- Required work
Leave out the pictures and transcribe the rest of the records exactly.

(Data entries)
## BEGIN

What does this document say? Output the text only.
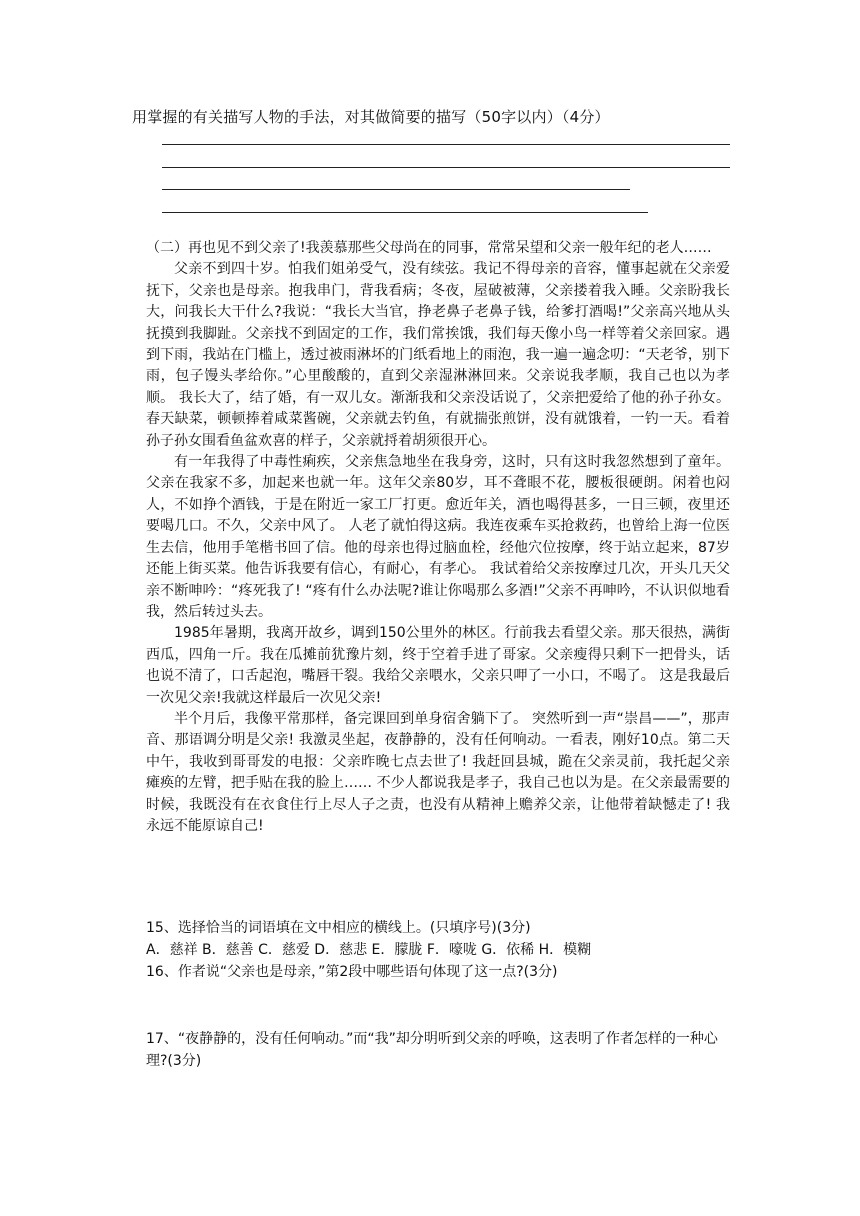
用掌握的有关描写人物的手法，对其做简要的描写（50字以内）（4分）

（二）再也见不到父亲了!我羡慕那些父母尚在的同事，常常呆望和父亲一般年纪的老人……

父亲不到四十岁。怕我们姐弟受气，没有续弦。我记不得母亲的音容，懂事起就在父亲爱抚下，父亲也是母亲。抱我串门，背我看病；冬夜，屋破被薄，父亲搂着我入睡。父亲盼我长大，问我长大干什么?我说：“我长大当官，挣老鼻子老鼻子钱，给爹打酒喝!”父亲高兴地从头抚摸到我脚趾。父亲找不到固定的工作，我们常挨饿，我们每天像小鸟一样等着父亲回家。遇到下雨，我站在门槛上，透过被雨淋坏的门纸看地上的雨泡，我一遍一遍念叨：“天老爷，别下雨，包子馒头孝给你。”心里酸酸的，直到父亲湿淋淋回来。父亲说我孝顺，我自己也以为孝顺。 我长大了，结了婚，有一双儿女。渐渐我和父亲没话说了，父亲把爱给了他的孙子孙女。春天缺菜，顿顿捧着咸菜酱碗，父亲就去钓鱼，有就揣张煎饼，没有就饿着，一钓一天。看着孙子孙女围看鱼盆欢喜的样子，父亲就捋着胡须很开心。

有一年我得了中毒性痢疾，父亲焦急地坐在我身旁，这时，只有这时我忽然想到了童年。 父亲在我家不多，加起来也就一年。这年父亲80岁，耳不聋眼不花，腰板很硬朗。闲着也闷人，不如挣个酒钱，于是在附近一家工厂打更。愈近年关，酒也喝得甚多，一日三顿，夜里还要喝几口。不久，父亲中风了。 人老了就怕得这病。我连夜乘车买抢救药，也曾给上海一位医生去信，他用手笔楷书回了信。他的母亲也得过脑血栓，经他穴位按摩，终于站立起来，87岁还能上街买菜。他告诉我要有信心，有耐心，有孝心。 我试着给父亲按摩过几次，开头几天父亲不断呻吟：“疼死我了! “疼有什么办法呢?谁让你喝那么多酒!”父亲不再呻吟，不认识似地看我，然后转过头去。

1985年暑期，我离开故乡，调到150公里外的林区。行前我去看望父亲。那天很热，满街西瓜，四角一斤。我在瓜摊前犹豫片刻，终于空着手进了哥家。父亲瘦得只剩下一把骨头，话也说不清了，口舌起泡，嘴唇干裂。我给父亲喂水，父亲只呷了一小口，不喝了。 这是我最后一次见父亲!我就这样最后一次见父亲!

半个月后，我像平常那样，备完课回到单身宿舍躺下了。 突然听到一声“崇昌——”，那声音、那语调分明是父亲! 我激灵坐起，夜静静的，没有任何响动。一看表，刚好10点。第二天中午，我收到哥哥发的电报：父亲昨晚七点去世了! 我赶回县城，跪在父亲灵前，我托起父亲瘫痪的左臂，把手贴在我的脸上…… 不少人都说我是孝子，我自己也以为是。在父亲最需要的时候，我既没有在衣食住行上尽人子之责，也没有从精神上赡养父亲，让他带着缺憾走了! 我永远不能原谅自己!

15、选择恰当的词语填在文中相应的横线上。(只填序号)(3分)
A．慈祥 B．慈善 C．慈爱 D．慈悲 E．朦胧 F．嚎咙 G．依稀 H．模糊
16、作者说“父亲也是母亲，”第2段中哪些语句体现了这一点?(3分)
17、“夜静静的，没有任何响动。”而“我”却分明听到父亲的呼唤，这表明了作者怎样的一种心理?(3分)
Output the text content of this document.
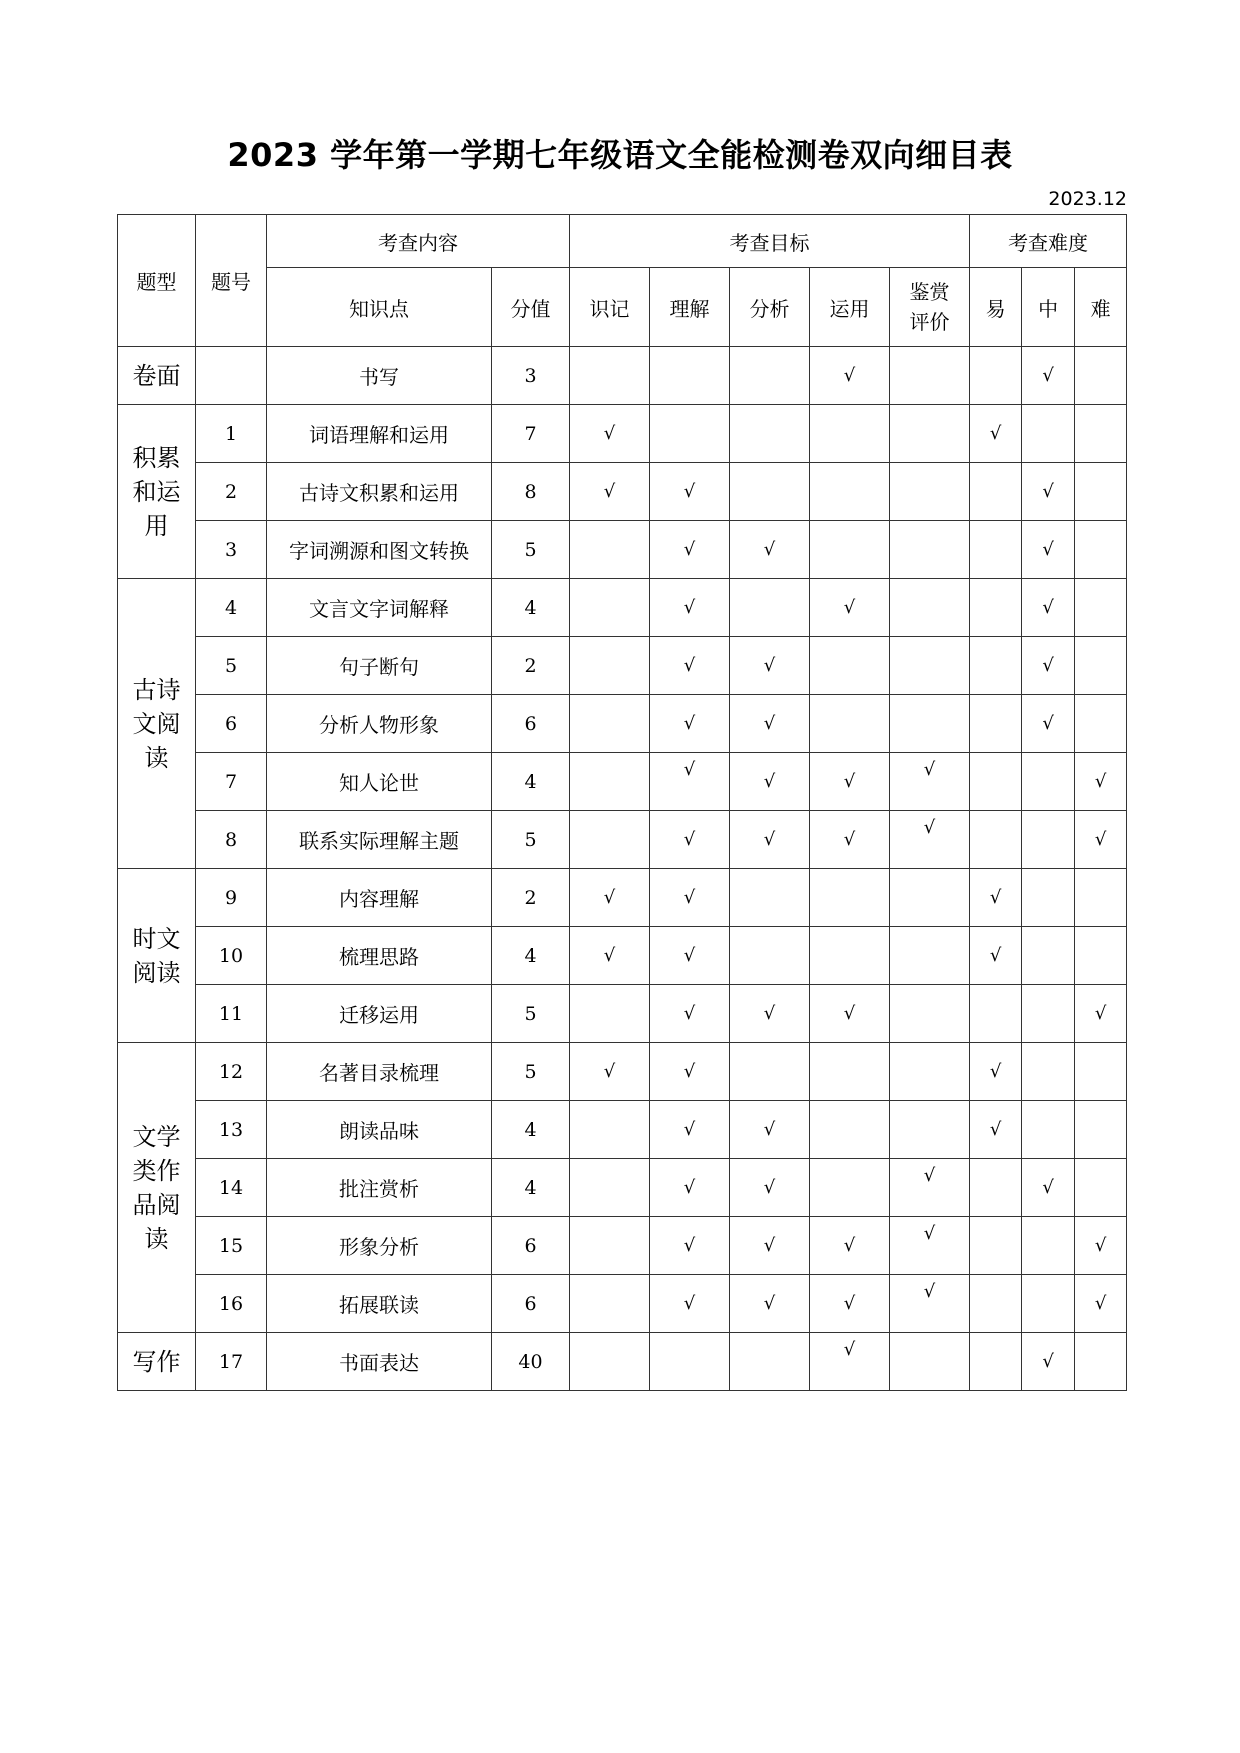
2023 学年第一学期七年级语文全能检测卷双向细目表
2023.12
题型	题号	考查内容		考查目标					考查难度		
		知识点	分值	识记	理解	分析	运用	鉴赏
评价	易	中	难
卷面		书写	3				√			√	
积累
和运
用	1	词语理解和运用	7	√					√		
	2	古诗文积累和运用	8	√	√					√	
	3	字词溯源和图文转换	5		√	√				√	
古诗
文阅
读	4	文言文字词解释	4		√		√			√	
	5	句子断句	2		√	√				√	
	6	分析人物形象	6		√	√				√	
	7	知人论世	4		√	√	√	√			√
	8	联系实际理解主题	5		√	√	√	√			√
时文
阅读	9	内容理解	2	√	√				√		
	10	梳理思路	4	√	√				√		
	11	迁移运用	5		√	√	√				√
文学
类作
品阅
读	12	名著目录梳理	5	√	√				√		
	13	朗读品味	4		√	√			√		
	14	批注赏析	4		√	√		√		√	
	15	形象分析	6		√	√	√	√			√
	16	拓展联读	6		√	√	√	√			√
写作	17	书面表达	40				√			√	
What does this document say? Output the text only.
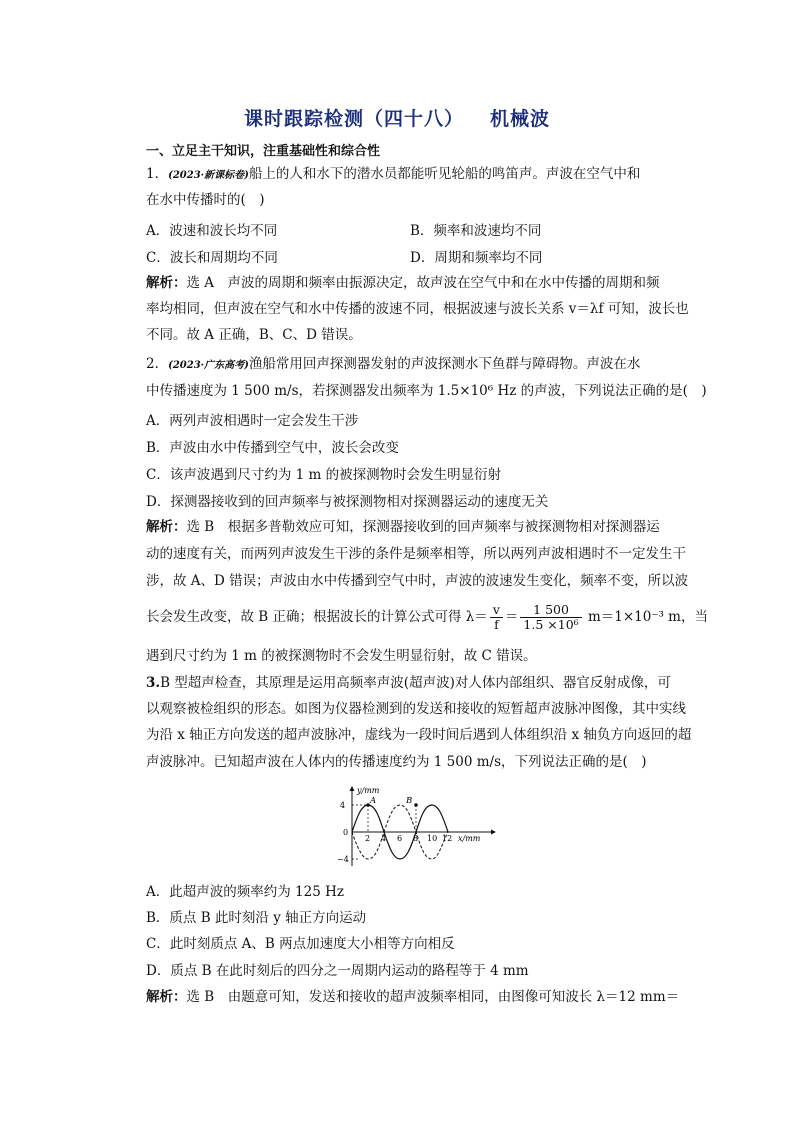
课时跟踪检测（四十八） 机械波
一、立足主干知识，注重基础性和综合性
1．(2023·新课标卷)船上的人和水下的潜水员都能听见轮船的鸣笛声。声波在空气中和
在水中传播时的(　)
A．波速和波长均不同	B．频率和波速均不同
C．波长和周期均不同	D．周期和频率均不同
解析：选 A　声波的周期和频率由振源决定，故声波在空气中和在水中传播的周期和频
率均相同，但声波在空气和水中传播的波速不同，根据波速与波长关系 v＝λf 可知，波长也
不同。故 A 正确，B、C、D 错误。
2．(2023·广东高考)渔船常用回声探测器发射的声波探测水下鱼群与障碍物。声波在水
中传播速度为 1 500 m/s，若探测器发出频率为 1.5×10⁶ Hz 的声波，下列说法正确的是(　)
A．两列声波相遇时一定会发生干涉
B．声波由水中传播到空气中，波长会改变
C．该声波遇到尺寸约为 1 m 的被探测物时会发生明显衍射
D．探测器接收到的回声频率与被探测物相对探测器运动的速度无关
解析：选 B　根据多普勒效应可知，探测器接收到的回声频率与被探测物相对探测器运
动的速度有关，而两列声波发生干涉的条件是频率相等，所以两列声波相遇时不一定发生干
涉，故 A、D 错误；声波由水中传播到空气中时，声波的波速发生变化，频率不变，所以波
长会发生改变，故 B 正确；根据波长的计算公式可得 $\lambda= \frac{v}{f} = \frac{1 500}{\text{1.5 ×10⁶}} m=1\times 10^{-3}$ m，当
遇到尺寸约为 1 m 的被探测物时不会发生明显衍射，故 C 错误。
3.B 型超声检查，其原理是运用高频率声波(超声波)对人体内部组织、器官反射成像，可
以观察被检组织的形态。如图为仪器检测到的发送和接收的短暂超声波脉冲图像，其中实线
为沿 x 轴正方向发送的超声波脉冲，虚线为一段时间后遇到人体组织沿 x 轴负方向返回的超
声波脉冲。已知超声波在人体内的传播速度约为 1 500 m/s，下列说法正确的是(　)
y/mm
x/mm
4
0
−4
A	B
2 4 6 8 10 12
A．此超声波的频率约为 125 Hz
B．质点 B 此时刻沿 y 轴正方向运动
C．此时刻质点 A、B 两点加速度大小相等方向相反
D．质点 B 在此时刻后的四分之一周期内运动的路程等于 4 mm
解析：选 B　由题意可知，发送和接收的超声波频率相同，由图像可知波长 λ＝12 mm＝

## END

- Output below
What does this document say? Output the text only.
用掌握的有关描写人物的手法，对其做简要的描写（50字以内）（4分）

（二）再也见不到父亲了!我羡慕那些父母尚在的同事，常常呆望和父亲一般年纪的老人……

父亲不到四十岁。怕我们姐弟受气，没有续弦。我记不得母亲的音容，懂事起就在父亲爱抚下，父亲也是母亲。抱我串门，背我看病；冬夜，屋破被薄，父亲搂着我入睡。父亲盼我长大，问我长大干什么?我说：“我长大当官，挣老鼻子老鼻子钱，给爹打酒喝!”父亲高兴地从头抚摸到我脚趾。父亲找不到固定的工作，我们常挨饿，我们每天像小鸟一样等着父亲回家。遇到下雨，我站在门槛上，透过被雨淋坏的门纸看地上的雨泡，我一遍一遍念叨：“天老爷，别下雨，包子馒头孝给你。”心里酸酸的，直到父亲湿淋淋回来。父亲说我孝顺，我自己也以为孝顺。 我长大了，结了婚，有一双儿女。渐渐我和父亲没话说了，父亲把爱给了他的孙子孙女。春天缺菜，顿顿捧着咸菜酱碗，父亲就去钓鱼，有就揣张煎饼，没有就饿着，一钓一天。看着孙子孙女围看鱼盆欢喜的样子，父亲就捋着胡须很开心。

有一年我得了中毒性痢疾，父亲焦急地坐在我身旁，这时，只有这时我忽然想到了童年。 父亲在我家不多，加起来也就一年。这年父亲80岁，耳不聋眼不花，腰板很硬朗。闲着也闷人，不如挣个酒钱，于是在附近一家工厂打更。愈近年关，酒也喝得甚多，一日三顿，夜里还要喝几口。不久，父亲中风了。 人老了就怕得这病。我连夜乘车买抢救药，也曾给上海一位医生去信，他用手笔楷书回了信。他的母亲也得过脑血栓，经他穴位按摩，终于站立起来，87岁还能上街买菜。他告诉我要有信心，有耐心，有孝心。 我试着给父亲按摩过几次，开头几天父亲不断呻吟：“疼死我了! “疼有什么办法呢?谁让你喝那么多酒!”父亲不再呻吟，不认识似地看我，然后转过头去。

1985年暑期，我离开故乡，调到150公里外的林区。行前我去看望父亲。那天很热，满街西瓜，四角一斤。我在瓜摊前犹豫片刻，终于空着手进了哥家。父亲瘦得只剩下一把骨头，话也说不清了，口舌起泡，嘴唇干裂。我给父亲喂水，父亲只呷了一小口，不喝了。 这是我最后一次见父亲!我就这样最后一次见父亲!

半个月后，我像平常那样，备完课回到单身宿舍躺下了。 突然听到一声“崇昌——”，那声音、那语调分明是父亲! 我激灵坐起，夜静静的，没有任何响动。一看表，刚好10点。第二天中午，我收到哥哥发的电报：父亲昨晚七点去世了! 我赶回县城，跪在父亲灵前，我托起父亲瘫痪的左臂，把手贴在我的脸上…… 不少人都说我是孝子，我自己也以为是。在父亲最需要的时候，我既没有在衣食住行上尽人子之责，也没有从精神上赡养父亲，让他带着缺憾走了! 我永远不能原谅自己!

15、选择恰当的词语填在文中相应的横线上。(只填序号)(3分)
A．慈祥 B．慈善 C．慈爱 D．慈悲 E．朦胧 F．嚎咙 G．依稀 H．模糊
16、作者说“父亲也是母亲，”第2段中哪些语句体现了这一点?(3分)
17、“夜静静的，没有任何响动。”而“我”却分明听到父亲的呼唤，这表明了作者怎样的一种心理?(3分)
Output the text content of this document.
2023 学年第一学期七年级语文全能检测卷双向细目表
2023.12
题型	题号	考查内容		考查目标					考查难度		
		知识点	分值	识记	理解	分析	运用	鉴赏
评价	易	中	难
卷面		书写	3				√			√	
积累
和运
用	1	词语理解和运用	7	√					√		
	2	古诗文积累和运用	8	√	√					√	
	3	字词溯源和图文转换	5		√	√				√	
古诗
文阅
读	4	文言文字词解释	4		√		√			√	
	5	句子断句	2		√	√				√	
	6	分析人物形象	6		√	√				√	
	7	知人论世	4		√	√	√	√			√
	8	联系实际理解主题	5		√	√	√	√			√
时文
阅读	9	内容理解	2	√	√				√		
	10	梳理思路	4	√	√				√		
	11	迁移运用	5		√	√	√				√
文学
类作
品阅
读	12	名著目录梳理	5	√	√				√		
	13	朗读品味	4		√	√			√		
	14	批注赏析	4		√	√		√		√	
	15	形象分析	6		√	√	√	√			√
	16	拓展联读	6		√	√	√	√			√
写作	17	书面表达	40				√			√	
What does this document say? Output the text only.
课时跟踪检测（四十八） 机械波
一、立足主干知识，注重基础性和综合性
1．(2023·新课标卷)船上的人和水下的潜水员都能听见轮船的鸣笛声。声波在空气中和
在水中传播时的(　)
A．波速和波长均不同	B．频率和波速均不同
C．波长和周期均不同	D．周期和频率均不同
解析：选 A　声波的周期和频率由振源决定，故声波在空气中和在水中传播的周期和频
率均相同，但声波在空气和水中传播的波速不同，根据波速与波长关系 v＝λf 可知，波长也
不同。故 A 正确，B、C、D 错误。
2．(2023·广东高考)渔船常用回声探测器发射的声波探测水下鱼群与障碍物。声波在水
中传播速度为 1 500 m/s，若探测器发出频率为 1.5×10⁶ Hz 的声波，下列说法正确的是(　)
A．两列声波相遇时一定会发生干涉
B．声波由水中传播到空气中，波长会改变
C．该声波遇到尺寸约为 1 m 的被探测物时会发生明显衍射
D．探测器接收到的回声频率与被探测物相对探测器运动的速度无关
解析：选 B　根据多普勒效应可知，探测器接收到的回声频率与被探测物相对探测器运
动的速度有关，而两列声波发生干涉的条件是频率相等，所以两列声波相遇时不一定发生干
涉，故 A、D 错误；声波由水中传播到空气中时，声波的波速发生变化，频率不变，所以波
长会发生改变，故 B 正确；根据波长的计算公式可得 $\lambda= \frac{v}{f} = \frac{1 500}{\text{1.5 ×10⁶}} m=1\times 10^{-3}$ m，当
遇到尺寸约为 1 m 的被探测物时不会发生明显衍射，故 C 错误。
3.B 型超声检查，其原理是运用高频率声波(超声波)对人体内部组织、器官反射成像，可
以观察被检组织的形态。如图为仪器检测到的发送和接收的短暂超声波脉冲图像，其中实线
为沿 x 轴正方向发送的超声波脉冲，虚线为一段时间后遇到人体组织沿 x 轴负方向返回的超
声波脉冲。已知超声波在人体内的传播速度约为 1 500 m/s，下列说法正确的是(　)
y/mm
x/mm
4
0
−4
A	B
2 4 6 8 10 12
A．此超声波的频率约为 125 Hz
B．质点 B 此时刻沿 y 轴正方向运动
C．此时刻质点 A、B 两点加速度大小相等方向相反
D．质点 B 在此时刻后的四分之一周期内运动的路程等于 4 mm
解析：选 B　由题意可知，发送和接收的超声波频率相同，由图像可知波长 λ＝12 mm＝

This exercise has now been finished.